[Collected data]

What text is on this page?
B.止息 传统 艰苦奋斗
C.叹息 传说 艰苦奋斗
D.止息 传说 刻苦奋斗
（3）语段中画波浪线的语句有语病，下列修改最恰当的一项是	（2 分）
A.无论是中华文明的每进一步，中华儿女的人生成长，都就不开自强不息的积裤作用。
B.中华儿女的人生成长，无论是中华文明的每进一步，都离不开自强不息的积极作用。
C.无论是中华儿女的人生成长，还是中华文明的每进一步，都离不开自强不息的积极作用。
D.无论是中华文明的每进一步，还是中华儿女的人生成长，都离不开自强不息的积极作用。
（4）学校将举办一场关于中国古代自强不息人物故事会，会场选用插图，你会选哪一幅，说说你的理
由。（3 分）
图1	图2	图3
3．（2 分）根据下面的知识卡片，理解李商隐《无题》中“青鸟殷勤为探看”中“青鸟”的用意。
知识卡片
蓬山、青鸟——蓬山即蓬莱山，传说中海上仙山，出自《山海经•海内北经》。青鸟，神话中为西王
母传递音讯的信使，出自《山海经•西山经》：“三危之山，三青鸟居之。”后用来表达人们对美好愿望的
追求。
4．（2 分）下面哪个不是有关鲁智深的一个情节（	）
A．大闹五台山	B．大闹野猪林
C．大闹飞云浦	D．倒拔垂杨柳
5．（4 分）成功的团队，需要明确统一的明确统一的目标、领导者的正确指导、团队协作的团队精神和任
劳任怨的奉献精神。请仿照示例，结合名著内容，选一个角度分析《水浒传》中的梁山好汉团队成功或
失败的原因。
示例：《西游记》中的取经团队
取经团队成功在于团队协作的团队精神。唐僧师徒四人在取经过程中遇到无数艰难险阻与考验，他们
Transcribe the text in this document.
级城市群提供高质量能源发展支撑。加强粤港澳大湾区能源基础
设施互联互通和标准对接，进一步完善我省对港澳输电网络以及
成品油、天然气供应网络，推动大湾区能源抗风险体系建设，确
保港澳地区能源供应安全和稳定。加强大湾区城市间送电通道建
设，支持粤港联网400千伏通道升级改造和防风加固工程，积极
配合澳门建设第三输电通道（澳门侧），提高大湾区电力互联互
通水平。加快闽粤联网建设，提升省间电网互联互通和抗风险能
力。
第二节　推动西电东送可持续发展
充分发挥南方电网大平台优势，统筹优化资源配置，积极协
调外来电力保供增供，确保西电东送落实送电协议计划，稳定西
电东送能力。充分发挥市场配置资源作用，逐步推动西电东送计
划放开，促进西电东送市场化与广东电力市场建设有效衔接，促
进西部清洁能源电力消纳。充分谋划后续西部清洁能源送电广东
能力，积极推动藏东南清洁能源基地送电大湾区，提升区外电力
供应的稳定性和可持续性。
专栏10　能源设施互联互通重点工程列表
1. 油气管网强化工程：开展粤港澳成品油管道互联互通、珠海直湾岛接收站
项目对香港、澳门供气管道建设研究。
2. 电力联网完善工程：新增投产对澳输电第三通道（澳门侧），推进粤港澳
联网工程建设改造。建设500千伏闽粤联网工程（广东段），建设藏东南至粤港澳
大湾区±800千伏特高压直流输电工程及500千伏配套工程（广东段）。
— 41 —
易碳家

PROBLEM TO WORK ON: Print the material once more, exactly.

WRITTEN SOLUTION:
What text is on this page?
B.止息 传统 艰苦奋斗
C.叹息 传说 艰苦奋斗
D.止息 传说 刻苦奋斗
（3）语段中画波浪线的语句有语病，下列修改最恰当的一项是	（2 分）
A.无论是中华文明的每进一步，中华儿女的人生成长，都就不开自强不息的积裤作用。
B.中华儿女的人生成长，无论是中华文明的每进一步，都离不开自强不息的积极作用。
C.无论是中华儿女的人生成长，还是中华文明的每进一步，都离不开自强不息的积极作用。
D.无论是中华文明的每进一步，还是中华儿女的人生成长，都离不开自强不息的积极作用。
（4）学校将举办一场关于中国古代自强不息人物故事会，会场选用插图，你会选哪一幅，说说你的理
由。（3 分）
图1	图2	图3
3．（2 分）根据下面的知识卡片，理解李商隐《无题》中“青鸟殷勤为探看”中“青鸟”的用意。
知识卡片
蓬山、青鸟——蓬山即蓬莱山，传说中海上仙山，出自《山海经•海内北经》。青鸟，神话中为西王
母传递音讯的信使，出自《山海经•西山经》：“三危之山，三青鸟居之。”后用来表达人们对美好愿望的
追求。
4．（2 分）下面哪个不是有关鲁智深的一个情节（	）
A．大闹五台山	B．大闹野猪林
C．大闹飞云浦	D．倒拔垂杨柳
5．（4 分）成功的团队，需要明确统一的明确统一的目标、领导者的正确指导、团队协作的团队精神和任
劳任怨的奉献精神。请仿照示例，结合名著内容，选一个角度分析《水浒传》中的梁山好汉团队成功或
失败的原因。
示例：《西游记》中的取经团队
取经团队成功在于团队协作的团队精神。唐僧师徒四人在取经过程中遇到无数艰难险阻与考验，他们
Transcribe the text in this document.
级城市群提供高质量能源发展支撑。加强粤港澳大湾区能源基础
设施互联互通和标准对接，进一步完善我省对港澳输电网络以及
成品油、天然气供应网络，推动大湾区能源抗风险体系建设，确
保港澳地区能源供应安全和稳定。加强大湾区城市间送电通道建
设，支持粤港联网400千伏通道升级改造和防风加固工程，积极
配合澳门建设第三输电通道（澳门侧），提高大湾区电力互联互
通水平。加快闽粤联网建设，提升省间电网互联互通和抗风险能
力。
第二节　推动西电东送可持续发展
充分发挥南方电网大平台优势，统筹优化资源配置，积极协
调外来电力保供增供，确保西电东送落实送电协议计划，稳定西
电东送能力。充分发挥市场配置资源作用，逐步推动西电东送计
划放开，促进西电东送市场化与广东电力市场建设有效衔接，促
进西部清洁能源电力消纳。充分谋划后续西部清洁能源送电广东
能力，积极推动藏东南清洁能源基地送电大湾区，提升区外电力
供应的稳定性和可持续性。
专栏10　能源设施互联互通重点工程列表
1. 油气管网强化工程：开展粤港澳成品油管道互联互通、珠海直湾岛接收站
项目对香港、澳门供气管道建设研究。
2. 电力联网完善工程：新增投产对澳输电第三通道（澳门侧），推进粤港澳
联网工程建设改造。建设500千伏闽粤联网工程（广东段），建设藏东南至粤港澳
大湾区±800千伏特高压直流输电工程及500千伏配套工程（广东段）。
— 41 —
易碳家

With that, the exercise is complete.